MATERIAL FOR THE TASK
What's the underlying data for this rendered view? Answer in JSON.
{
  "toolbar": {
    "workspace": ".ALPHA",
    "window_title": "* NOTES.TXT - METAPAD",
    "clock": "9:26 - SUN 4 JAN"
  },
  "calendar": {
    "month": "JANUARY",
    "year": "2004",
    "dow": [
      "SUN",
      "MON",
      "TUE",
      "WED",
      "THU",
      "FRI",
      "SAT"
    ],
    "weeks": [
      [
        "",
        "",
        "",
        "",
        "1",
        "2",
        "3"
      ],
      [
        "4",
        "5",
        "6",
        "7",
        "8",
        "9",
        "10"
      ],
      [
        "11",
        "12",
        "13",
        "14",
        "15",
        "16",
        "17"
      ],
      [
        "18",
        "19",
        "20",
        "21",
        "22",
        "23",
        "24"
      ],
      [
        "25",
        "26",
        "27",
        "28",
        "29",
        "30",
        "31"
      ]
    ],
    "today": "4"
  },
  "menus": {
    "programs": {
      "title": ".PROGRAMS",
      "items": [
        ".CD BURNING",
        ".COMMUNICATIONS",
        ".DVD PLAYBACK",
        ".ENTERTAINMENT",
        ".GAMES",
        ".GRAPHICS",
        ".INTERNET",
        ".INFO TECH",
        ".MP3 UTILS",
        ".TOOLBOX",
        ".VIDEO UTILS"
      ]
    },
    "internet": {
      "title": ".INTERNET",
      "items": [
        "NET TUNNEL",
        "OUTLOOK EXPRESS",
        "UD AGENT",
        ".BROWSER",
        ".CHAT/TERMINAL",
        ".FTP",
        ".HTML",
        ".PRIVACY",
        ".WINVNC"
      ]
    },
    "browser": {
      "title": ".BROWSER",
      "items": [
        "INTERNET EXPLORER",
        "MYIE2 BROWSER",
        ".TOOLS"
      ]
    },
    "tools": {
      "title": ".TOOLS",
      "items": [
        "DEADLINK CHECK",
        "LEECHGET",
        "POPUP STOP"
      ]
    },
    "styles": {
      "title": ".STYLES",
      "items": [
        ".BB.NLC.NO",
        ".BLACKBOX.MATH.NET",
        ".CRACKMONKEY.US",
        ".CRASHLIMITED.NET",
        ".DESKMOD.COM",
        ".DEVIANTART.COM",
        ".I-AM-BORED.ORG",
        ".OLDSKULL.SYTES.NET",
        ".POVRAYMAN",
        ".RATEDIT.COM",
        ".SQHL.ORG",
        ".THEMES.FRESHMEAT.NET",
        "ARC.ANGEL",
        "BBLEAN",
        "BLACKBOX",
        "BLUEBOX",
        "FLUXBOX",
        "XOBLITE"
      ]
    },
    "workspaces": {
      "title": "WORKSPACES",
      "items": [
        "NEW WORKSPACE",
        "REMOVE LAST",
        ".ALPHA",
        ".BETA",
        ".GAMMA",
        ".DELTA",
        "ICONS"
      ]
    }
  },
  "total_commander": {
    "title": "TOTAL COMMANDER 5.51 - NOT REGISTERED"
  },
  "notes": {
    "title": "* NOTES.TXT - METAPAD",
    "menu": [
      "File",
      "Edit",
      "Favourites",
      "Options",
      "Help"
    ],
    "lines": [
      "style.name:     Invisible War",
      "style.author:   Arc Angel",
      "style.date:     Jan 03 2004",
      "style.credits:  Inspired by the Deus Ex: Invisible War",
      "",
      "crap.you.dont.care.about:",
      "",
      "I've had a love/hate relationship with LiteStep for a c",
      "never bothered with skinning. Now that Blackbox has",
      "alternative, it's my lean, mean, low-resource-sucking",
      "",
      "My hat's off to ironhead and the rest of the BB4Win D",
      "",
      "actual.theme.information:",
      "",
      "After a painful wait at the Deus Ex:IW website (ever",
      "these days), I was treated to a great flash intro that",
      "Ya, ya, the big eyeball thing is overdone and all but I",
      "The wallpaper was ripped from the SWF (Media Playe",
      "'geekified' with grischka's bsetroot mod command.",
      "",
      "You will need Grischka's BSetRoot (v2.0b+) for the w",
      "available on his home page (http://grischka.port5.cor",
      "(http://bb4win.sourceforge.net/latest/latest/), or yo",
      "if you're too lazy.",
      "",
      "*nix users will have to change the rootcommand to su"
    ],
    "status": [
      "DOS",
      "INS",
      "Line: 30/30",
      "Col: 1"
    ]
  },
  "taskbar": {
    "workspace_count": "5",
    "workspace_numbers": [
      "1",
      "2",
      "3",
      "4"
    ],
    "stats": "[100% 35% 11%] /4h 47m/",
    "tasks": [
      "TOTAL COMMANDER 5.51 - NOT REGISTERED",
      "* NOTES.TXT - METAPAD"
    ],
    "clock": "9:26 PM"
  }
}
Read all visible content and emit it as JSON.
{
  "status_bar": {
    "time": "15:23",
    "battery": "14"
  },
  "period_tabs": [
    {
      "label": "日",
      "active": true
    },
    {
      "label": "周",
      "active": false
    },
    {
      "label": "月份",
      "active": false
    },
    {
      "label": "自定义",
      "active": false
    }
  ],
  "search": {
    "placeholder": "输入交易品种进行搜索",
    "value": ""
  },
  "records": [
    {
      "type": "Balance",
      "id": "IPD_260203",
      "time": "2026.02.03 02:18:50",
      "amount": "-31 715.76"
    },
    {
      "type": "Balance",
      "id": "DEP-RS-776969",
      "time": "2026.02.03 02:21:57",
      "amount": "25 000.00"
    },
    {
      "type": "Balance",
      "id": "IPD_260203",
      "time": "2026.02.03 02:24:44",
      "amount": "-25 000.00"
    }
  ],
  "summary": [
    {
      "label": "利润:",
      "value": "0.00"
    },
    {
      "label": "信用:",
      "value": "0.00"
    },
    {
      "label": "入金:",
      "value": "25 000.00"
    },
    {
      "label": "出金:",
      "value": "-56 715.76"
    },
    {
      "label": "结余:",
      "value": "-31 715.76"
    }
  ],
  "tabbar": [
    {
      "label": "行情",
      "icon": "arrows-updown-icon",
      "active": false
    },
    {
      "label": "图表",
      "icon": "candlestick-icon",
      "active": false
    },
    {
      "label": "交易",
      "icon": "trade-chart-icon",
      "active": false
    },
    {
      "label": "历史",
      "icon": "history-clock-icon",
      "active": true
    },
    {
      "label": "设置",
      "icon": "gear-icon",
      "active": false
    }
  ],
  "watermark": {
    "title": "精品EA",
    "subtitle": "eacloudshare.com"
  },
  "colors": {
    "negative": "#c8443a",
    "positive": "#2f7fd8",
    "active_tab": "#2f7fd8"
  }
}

STATED EXERCISE
Reproduce the material above exactly; please quote every line of it.

CORRECT OUTPUT
What's the underlying data for this rendered view? Answer in JSON.
{
  "toolbar": {
    "workspace": ".ALPHA",
    "window_title": "* NOTES.TXT - METAPAD",
    "clock": "9:26 - SUN 4 JAN"
  },
  "calendar": {
    "month": "JANUARY",
    "year": "2004",
    "dow": [
      "SUN",
      "MON",
      "TUE",
      "WED",
      "THU",
      "FRI",
      "SAT"
    ],
    "weeks": [
      [
        "",
        "",
        "",
        "",
        "1",
        "2",
        "3"
      ],
      [
        "4",
        "5",
        "6",
        "7",
        "8",
        "9",
        "10"
      ],
      [
        "11",
        "12",
        "13",
        "14",
        "15",
        "16",
        "17"
      ],
      [
        "18",
        "19",
        "20",
        "21",
        "22",
        "23",
        "24"
      ],
      [
        "25",
        "26",
        "27",
        "28",
        "29",
        "30",
        "31"
      ]
    ],
    "today": "4"
  },
  "menus": {
    "programs": {
      "title": ".PROGRAMS",
      "items": [
        ".CD BURNING",
        ".COMMUNICATIONS",
        ".DVD PLAYBACK",
        ".ENTERTAINMENT",
        ".GAMES",
        ".GRAPHICS",
        ".INTERNET",
        ".INFO TECH",
        ".MP3 UTILS",
        ".TOOLBOX",
        ".VIDEO UTILS"
      ]
    },
    "internet": {
      "title": ".INTERNET",
      "items": [
        "NET TUNNEL",
        "OUTLOOK EXPRESS",
        "UD AGENT",
        ".BROWSER",
        ".CHAT/TERMINAL",
        ".FTP",
        ".HTML",
        ".PRIVACY",
        ".WINVNC"
      ]
    },
    "browser": {
      "title": ".BROWSER",
      "items": [
        "INTERNET EXPLORER",
        "MYIE2 BROWSER",
        ".TOOLS"
      ]
    },
    "tools": {
      "title": ".TOOLS",
      "items": [
        "DEADLINK CHECK",
        "LEECHGET",
        "POPUP STOP"
      ]
    },
    "styles": {
      "title": ".STYLES",
      "items": [
        ".BB.NLC.NO",
        ".BLACKBOX.MATH.NET",
        ".CRACKMONKEY.US",
        ".CRASHLIMITED.NET",
        ".DESKMOD.COM",
        ".DEVIANTART.COM",
        ".I-AM-BORED.ORG",
        ".OLDSKULL.SYTES.NET",
        ".POVRAYMAN",
        ".RATEDIT.COM",
        ".SQHL.ORG",
        ".THEMES.FRESHMEAT.NET",
        "ARC.ANGEL",
        "BBLEAN",
        "BLACKBOX",
        "BLUEBOX",
        "FLUXBOX",
        "XOBLITE"
      ]
    },
    "workspaces": {
      "title": "WORKSPACES",
      "items": [
        "NEW WORKSPACE",
        "REMOVE LAST",
        ".ALPHA",
        ".BETA",
        ".GAMMA",
        ".DELTA",
        "ICONS"
      ]
    }
  },
  "total_commander": {
    "title": "TOTAL COMMANDER 5.51 - NOT REGISTERED"
  },
  "notes": {
    "title": "* NOTES.TXT - METAPAD",
    "menu": [
      "File",
      "Edit",
      "Favourites",
      "Options",
      "Help"
    ],
    "lines": [
      "style.name:     Invisible War",
      "style.author:   Arc Angel",
      "style.date:     Jan 03 2004",
      "style.credits:  Inspired by the Deus Ex: Invisible War",
      "",
      "crap.you.dont.care.about:",
      "",
      "I've had a love/hate relationship with LiteStep for a c",
      "never bothered with skinning. Now that Blackbox has",
      "alternative, it's my lean, mean, low-resource-sucking",
      "",
      "My hat's off to ironhead and the rest of the BB4Win D",
      "",
      "actual.theme.information:",
      "",
      "After a painful wait at the Deus Ex:IW website (ever",
      "these days), I was treated to a great flash intro that",
      "Ya, ya, the big eyeball thing is overdone and all but I",
      "The wallpaper was ripped from the SWF (Media Playe",
      "'geekified' with grischka's bsetroot mod command.",
      "",
      "You will need Grischka's BSetRoot (v2.0b+) for the w",
      "available on his home page (http://grischka.port5.cor",
      "(http://bb4win.sourceforge.net/latest/latest/), or yo",
      "if you're too lazy.",
      "",
      "*nix users will have to change the rootcommand to su"
    ],
    "status": [
      "DOS",
      "INS",
      "Line: 30/30",
      "Col: 1"
    ]
  },
  "taskbar": {
    "workspace_count": "5",
    "workspace_numbers": [
      "1",
      "2",
      "3",
      "4"
    ],
    "stats": "[100% 35% 11%] /4h 47m/",
    "tasks": [
      "TOTAL COMMANDER 5.51 - NOT REGISTERED",
      "* NOTES.TXT - METAPAD"
    ],
    "clock": "9:26 PM"
  }
}
Read all visible content and emit it as JSON.
{
  "status_bar": {
    "time": "15:23",
    "battery": "14"
  },
  "period_tabs": [
    {
      "label": "日",
      "active": true
    },
    {
      "label": "周",
      "active": false
    },
    {
      "label": "月份",
      "active": false
    },
    {
      "label": "自定义",
      "active": false
    }
  ],
  "search": {
    "placeholder": "输入交易品种进行搜索",
    "value": ""
  },
  "records": [
    {
      "type": "Balance",
      "id": "IPD_260203",
      "time": "2026.02.03 02:18:50",
      "amount": "-31 715.76"
    },
    {
      "type": "Balance",
      "id": "DEP-RS-776969",
      "time": "2026.02.03 02:21:57",
      "amount": "25 000.00"
    },
    {
      "type": "Balance",
      "id": "IPD_260203",
      "time": "2026.02.03 02:24:44",
      "amount": "-25 000.00"
    }
  ],
  "summary": [
    {
      "label": "利润:",
      "value": "0.00"
    },
    {
      "label": "信用:",
      "value": "0.00"
    },
    {
      "label": "入金:",
      "value": "25 000.00"
    },
    {
      "label": "出金:",
      "value": "-56 715.76"
    },
    {
      "label": "结余:",
      "value": "-31 715.76"
    }
  ],
  "tabbar": [
    {
      "label": "行情",
      "icon": "arrows-updown-icon",
      "active": false
    },
    {
      "label": "图表",
      "icon": "candlestick-icon",
      "active": false
    },
    {
      "label": "交易",
      "icon": "trade-chart-icon",
      "active": false
    },
    {
      "label": "历史",
      "icon": "history-clock-icon",
      "active": true
    },
    {
      "label": "设置",
      "icon": "gear-icon",
      "active": false
    }
  ],
  "watermark": {
    "title": "精品EA",
    "subtitle": "eacloudshare.com"
  },
  "colors": {
    "negative": "#c8443a",
    "positive": "#2f7fd8",
    "active_tab": "#2f7fd8"
  }
}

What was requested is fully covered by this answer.